(Dataset excerpts)
┌────────
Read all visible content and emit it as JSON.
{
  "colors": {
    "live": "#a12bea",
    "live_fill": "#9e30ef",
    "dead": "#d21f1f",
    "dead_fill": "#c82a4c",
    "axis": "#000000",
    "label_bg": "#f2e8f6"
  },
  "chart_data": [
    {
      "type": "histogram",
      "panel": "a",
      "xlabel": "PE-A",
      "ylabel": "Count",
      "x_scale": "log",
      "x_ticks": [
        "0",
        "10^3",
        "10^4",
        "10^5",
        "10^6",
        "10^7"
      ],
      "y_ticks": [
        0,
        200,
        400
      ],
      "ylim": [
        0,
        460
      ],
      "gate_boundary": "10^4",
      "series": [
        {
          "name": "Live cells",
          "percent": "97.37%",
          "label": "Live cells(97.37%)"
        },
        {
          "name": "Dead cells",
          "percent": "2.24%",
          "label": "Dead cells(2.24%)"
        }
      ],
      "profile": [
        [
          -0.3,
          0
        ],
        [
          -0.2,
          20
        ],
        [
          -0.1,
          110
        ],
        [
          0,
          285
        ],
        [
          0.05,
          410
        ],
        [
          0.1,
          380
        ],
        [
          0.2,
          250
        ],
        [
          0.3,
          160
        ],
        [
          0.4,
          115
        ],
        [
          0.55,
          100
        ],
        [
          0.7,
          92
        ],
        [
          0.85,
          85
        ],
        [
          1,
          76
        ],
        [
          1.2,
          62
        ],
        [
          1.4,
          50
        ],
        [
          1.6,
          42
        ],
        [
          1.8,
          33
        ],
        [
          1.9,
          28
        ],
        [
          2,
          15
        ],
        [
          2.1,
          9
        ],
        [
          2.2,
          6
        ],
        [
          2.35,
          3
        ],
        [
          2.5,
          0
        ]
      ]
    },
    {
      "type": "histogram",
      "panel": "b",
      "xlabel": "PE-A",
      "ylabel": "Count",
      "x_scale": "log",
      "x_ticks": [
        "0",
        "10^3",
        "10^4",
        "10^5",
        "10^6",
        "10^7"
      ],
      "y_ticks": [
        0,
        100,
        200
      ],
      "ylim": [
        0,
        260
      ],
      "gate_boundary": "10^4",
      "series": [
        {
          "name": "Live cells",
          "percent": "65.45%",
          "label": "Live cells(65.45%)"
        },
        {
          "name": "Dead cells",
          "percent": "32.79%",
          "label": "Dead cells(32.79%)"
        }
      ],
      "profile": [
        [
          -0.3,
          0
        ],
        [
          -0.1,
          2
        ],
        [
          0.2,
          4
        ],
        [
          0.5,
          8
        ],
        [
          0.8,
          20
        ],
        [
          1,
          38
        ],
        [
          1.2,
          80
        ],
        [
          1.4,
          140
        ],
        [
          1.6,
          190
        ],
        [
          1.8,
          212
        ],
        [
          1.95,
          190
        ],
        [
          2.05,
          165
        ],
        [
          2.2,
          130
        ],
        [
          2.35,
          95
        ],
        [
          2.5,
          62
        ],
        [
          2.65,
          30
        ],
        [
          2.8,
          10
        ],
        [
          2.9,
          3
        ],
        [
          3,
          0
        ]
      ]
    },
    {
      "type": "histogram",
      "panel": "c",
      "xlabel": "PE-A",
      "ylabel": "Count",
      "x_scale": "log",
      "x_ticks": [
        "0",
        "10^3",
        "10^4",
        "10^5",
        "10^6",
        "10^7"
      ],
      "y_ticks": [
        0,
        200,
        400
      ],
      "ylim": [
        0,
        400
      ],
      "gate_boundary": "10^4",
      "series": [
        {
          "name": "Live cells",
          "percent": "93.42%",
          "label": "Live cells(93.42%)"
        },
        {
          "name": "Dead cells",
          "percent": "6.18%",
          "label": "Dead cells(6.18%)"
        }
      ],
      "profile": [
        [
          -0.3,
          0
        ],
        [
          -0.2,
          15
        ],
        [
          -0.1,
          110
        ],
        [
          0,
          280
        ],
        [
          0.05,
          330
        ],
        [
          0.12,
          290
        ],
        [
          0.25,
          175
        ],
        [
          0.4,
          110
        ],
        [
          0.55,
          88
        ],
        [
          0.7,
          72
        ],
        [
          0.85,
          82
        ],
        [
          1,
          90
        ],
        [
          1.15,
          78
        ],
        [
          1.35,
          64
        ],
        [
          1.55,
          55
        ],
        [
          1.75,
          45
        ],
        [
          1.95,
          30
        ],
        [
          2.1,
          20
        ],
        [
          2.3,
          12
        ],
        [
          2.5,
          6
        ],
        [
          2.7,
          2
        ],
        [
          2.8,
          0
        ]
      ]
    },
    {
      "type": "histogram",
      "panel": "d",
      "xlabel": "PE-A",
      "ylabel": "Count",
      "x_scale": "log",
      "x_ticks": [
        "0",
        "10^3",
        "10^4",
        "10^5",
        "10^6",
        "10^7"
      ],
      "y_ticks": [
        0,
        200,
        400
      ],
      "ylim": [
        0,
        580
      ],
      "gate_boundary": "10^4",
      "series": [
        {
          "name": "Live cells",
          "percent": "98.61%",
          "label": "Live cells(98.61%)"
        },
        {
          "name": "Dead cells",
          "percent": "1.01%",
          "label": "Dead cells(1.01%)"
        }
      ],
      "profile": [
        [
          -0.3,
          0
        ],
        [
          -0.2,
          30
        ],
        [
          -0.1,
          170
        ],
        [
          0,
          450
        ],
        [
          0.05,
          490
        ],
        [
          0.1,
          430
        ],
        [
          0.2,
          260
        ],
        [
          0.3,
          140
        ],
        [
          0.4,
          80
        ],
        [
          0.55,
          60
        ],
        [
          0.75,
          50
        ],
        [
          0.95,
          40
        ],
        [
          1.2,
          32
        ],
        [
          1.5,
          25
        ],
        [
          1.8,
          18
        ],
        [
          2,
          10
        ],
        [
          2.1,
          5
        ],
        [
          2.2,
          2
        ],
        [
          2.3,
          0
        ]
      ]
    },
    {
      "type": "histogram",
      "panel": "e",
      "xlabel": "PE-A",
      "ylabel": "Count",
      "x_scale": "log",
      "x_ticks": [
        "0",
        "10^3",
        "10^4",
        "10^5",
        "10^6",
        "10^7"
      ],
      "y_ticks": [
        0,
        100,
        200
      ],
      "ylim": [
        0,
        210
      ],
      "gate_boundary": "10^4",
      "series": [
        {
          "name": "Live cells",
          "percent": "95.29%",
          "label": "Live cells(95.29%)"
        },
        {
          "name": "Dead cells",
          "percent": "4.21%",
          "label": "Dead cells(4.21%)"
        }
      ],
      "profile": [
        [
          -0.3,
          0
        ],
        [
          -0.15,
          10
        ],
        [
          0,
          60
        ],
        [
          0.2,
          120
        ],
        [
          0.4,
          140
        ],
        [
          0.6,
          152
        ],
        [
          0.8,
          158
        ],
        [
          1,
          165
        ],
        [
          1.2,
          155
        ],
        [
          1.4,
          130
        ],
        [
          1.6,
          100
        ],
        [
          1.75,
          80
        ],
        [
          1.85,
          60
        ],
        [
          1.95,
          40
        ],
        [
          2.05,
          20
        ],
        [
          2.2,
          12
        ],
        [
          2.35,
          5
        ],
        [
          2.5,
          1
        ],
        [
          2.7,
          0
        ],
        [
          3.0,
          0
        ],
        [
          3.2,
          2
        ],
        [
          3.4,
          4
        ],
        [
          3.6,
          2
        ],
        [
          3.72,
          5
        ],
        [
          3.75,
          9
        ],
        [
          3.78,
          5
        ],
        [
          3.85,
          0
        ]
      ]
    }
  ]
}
└────────
=== AIM OF THE EXERCISE ===
Give every record again, exactly as it reads.

=== SOLUTION TO THE EXERCISE ===
Read all visible content and emit it as JSON.
{
  "colors": {
    "live": "#a12bea",
    "live_fill": "#9e30ef",
    "dead": "#d21f1f",
    "dead_fill": "#c82a4c",
    "axis": "#000000",
    "label_bg": "#f2e8f6"
  },
  "chart_data": [
    {
      "type": "histogram",
      "panel": "a",
      "xlabel": "PE-A",
      "ylabel": "Count",
      "x_scale": "log",
      "x_ticks": [
        "0",
        "10^3",
        "10^4",
        "10^5",
        "10^6",
        "10^7"
      ],
      "y_ticks": [
        0,
        200,
        400
      ],
      "ylim": [
        0,
        460
      ],
      "gate_boundary": "10^4",
      "series": [
        {
          "name": "Live cells",
          "percent": "97.37%",
          "label": "Live cells(97.37%)"
        },
        {
          "name": "Dead cells",
          "percent": "2.24%",
          "label": "Dead cells(2.24%)"
        }
      ],
      "profile": [
        [
          -0.3,
          0
        ],
        [
          -0.2,
          20
        ],
        [
          -0.1,
          110
        ],
        [
          0,
          285
        ],
        [
          0.05,
          410
        ],
        [
          0.1,
          380
        ],
        [
          0.2,
          250
        ],
        [
          0.3,
          160
        ],
        [
          0.4,
          115
        ],
        [
          0.55,
          100
        ],
        [
          0.7,
          92
        ],
        [
          0.85,
          85
        ],
        [
          1,
          76
        ],
        [
          1.2,
          62
        ],
        [
          1.4,
          50
        ],
        [
          1.6,
          42
        ],
        [
          1.8,
          33
        ],
        [
          1.9,
          28
        ],
        [
          2,
          15
        ],
        [
          2.1,
          9
        ],
        [
          2.2,
          6
        ],
        [
          2.35,
          3
        ],
        [
          2.5,
          0
        ]
      ]
    },
    {
      "type": "histogram",
      "panel": "b",
      "xlabel": "PE-A",
      "ylabel": "Count",
      "x_scale": "log",
      "x_ticks": [
        "0",
        "10^3",
        "10^4",
        "10^5",
        "10^6",
        "10^7"
      ],
      "y_ticks": [
        0,
        100,
        200
      ],
      "ylim": [
        0,
        260
      ],
      "gate_boundary": "10^4",
      "series": [
        {
          "name": "Live cells",
          "percent": "65.45%",
          "label": "Live cells(65.45%)"
        },
        {
          "name": "Dead cells",
          "percent": "32.79%",
          "label": "Dead cells(32.79%)"
        }
      ],
      "profile": [
        [
          -0.3,
          0
        ],
        [
          -0.1,
          2
        ],
        [
          0.2,
          4
        ],
        [
          0.5,
          8
        ],
        [
          0.8,
          20
        ],
        [
          1,
          38
        ],
        [
          1.2,
          80
        ],
        [
          1.4,
          140
        ],
        [
          1.6,
          190
        ],
        [
          1.8,
          212
        ],
        [
          1.95,
          190
        ],
        [
          2.05,
          165
        ],
        [
          2.2,
          130
        ],
        [
          2.35,
          95
        ],
        [
          2.5,
          62
        ],
        [
          2.65,
          30
        ],
        [
          2.8,
          10
        ],
        [
          2.9,
          3
        ],
        [
          3,
          0
        ]
      ]
    },
    {
      "type": "histogram",
      "panel": "c",
      "xlabel": "PE-A",
      "ylabel": "Count",
      "x_scale": "log",
      "x_ticks": [
        "0",
        "10^3",
        "10^4",
        "10^5",
        "10^6",
        "10^7"
      ],
      "y_ticks": [
        0,
        200,
        400
      ],
      "ylim": [
        0,
        400
      ],
      "gate_boundary": "10^4",
      "series": [
        {
          "name": "Live cells",
          "percent": "93.42%",
          "label": "Live cells(93.42%)"
        },
        {
          "name": "Dead cells",
          "percent": "6.18%",
          "label": "Dead cells(6.18%)"
        }
      ],
      "profile": [
        [
          -0.3,
          0
        ],
        [
          -0.2,
          15
        ],
        [
          -0.1,
          110
        ],
        [
          0,
          280
        ],
        [
          0.05,
          330
        ],
        [
          0.12,
          290
        ],
        [
          0.25,
          175
        ],
        [
          0.4,
          110
        ],
        [
          0.55,
          88
        ],
        [
          0.7,
          72
        ],
        [
          0.85,
          82
        ],
        [
          1,
          90
        ],
        [
          1.15,
          78
        ],
        [
          1.35,
          64
        ],
        [
          1.55,
          55
        ],
        [
          1.75,
          45
        ],
        [
          1.95,
          30
        ],
        [
          2.1,
          20
        ],
        [
          2.3,
          12
        ],
        [
          2.5,
          6
        ],
        [
          2.7,
          2
        ],
        [
          2.8,
          0
        ]
      ]
    },
    {
      "type": "histogram",
      "panel": "d",
      "xlabel": "PE-A",
      "ylabel": "Count",
      "x_scale": "log",
      "x_ticks": [
        "0",
        "10^3",
        "10^4",
        "10^5",
        "10^6",
        "10^7"
      ],
      "y_ticks": [
        0,
        200,
        400
      ],
      "ylim": [
        0,
        580
      ],
      "gate_boundary": "10^4",
      "series": [
        {
          "name": "Live cells",
          "percent": "98.61%",
          "label": "Live cells(98.61%)"
        },
        {
          "name": "Dead cells",
          "percent": "1.01%",
          "label": "Dead cells(1.01%)"
        }
      ],
      "profile": [
        [
          -0.3,
          0
        ],
        [
          -0.2,
          30
        ],
        [
          -0.1,
          170
        ],
        [
          0,
          450
        ],
        [
          0.05,
          490
        ],
        [
          0.1,
          430
        ],
        [
          0.2,
          260
        ],
        [
          0.3,
          140
        ],
        [
          0.4,
          80
        ],
        [
          0.55,
          60
        ],
        [
          0.75,
          50
        ],
        [
          0.95,
          40
        ],
        [
          1.2,
          32
        ],
        [
          1.5,
          25
        ],
        [
          1.8,
          18
        ],
        [
          2,
          10
        ],
        [
          2.1,
          5
        ],
        [
          2.2,
          2
        ],
        [
          2.3,
          0
        ]
      ]
    },
    {
      "type": "histogram",
      "panel": "e",
      "xlabel": "PE-A",
      "ylabel": "Count",
      "x_scale": "log",
      "x_ticks": [
        "0",
        "10^3",
        "10^4",
        "10^5",
        "10^6",
        "10^7"
      ],
      "y_ticks": [
        0,
        100,
        200
      ],
      "ylim": [
        0,
        210
      ],
      "gate_boundary": "10^4",
      "series": [
        {
          "name": "Live cells",
          "percent": "95.29%",
          "label": "Live cells(95.29%)"
        },
        {
          "name": "Dead cells",
          "percent": "4.21%",
          "label": "Dead cells(4.21%)"
        }
      ],
      "profile": [
        [
          -0.3,
          0
        ],
        [
          -0.15,
          10
        ],
        [
          0,
          60
        ],
        [
          0.2,
          120
        ],
        [
          0.4,
          140
        ],
        [
          0.6,
          152
        ],
        [
          0.8,
          158
        ],
        [
          1,
          165
        ],
        [
          1.2,
          155
        ],
        [
          1.4,
          130
        ],
        [
          1.6,
          100
        ],
        [
          1.75,
          80
        ],
        [
          1.85,
          60
        ],
        [
          1.95,
          40
        ],
        [
          2.05,
          20
        ],
        [
          2.2,
          12
        ],
        [
          2.35,
          5
        ],
        [
          2.5,
          1
        ],
        [
          2.7,
          0
        ],
        [
          3.0,
          0
        ],
        [
          3.2,
          2
        ],
        [
          3.4,
          4
        ],
        [
          3.6,
          2
        ],
        [
          3.72,
          5
        ],
        [
          3.75,
          9
        ],
        [
          3.78,
          5
        ],
        [
          3.85,
          0
        ]
      ]
    }
  ]
}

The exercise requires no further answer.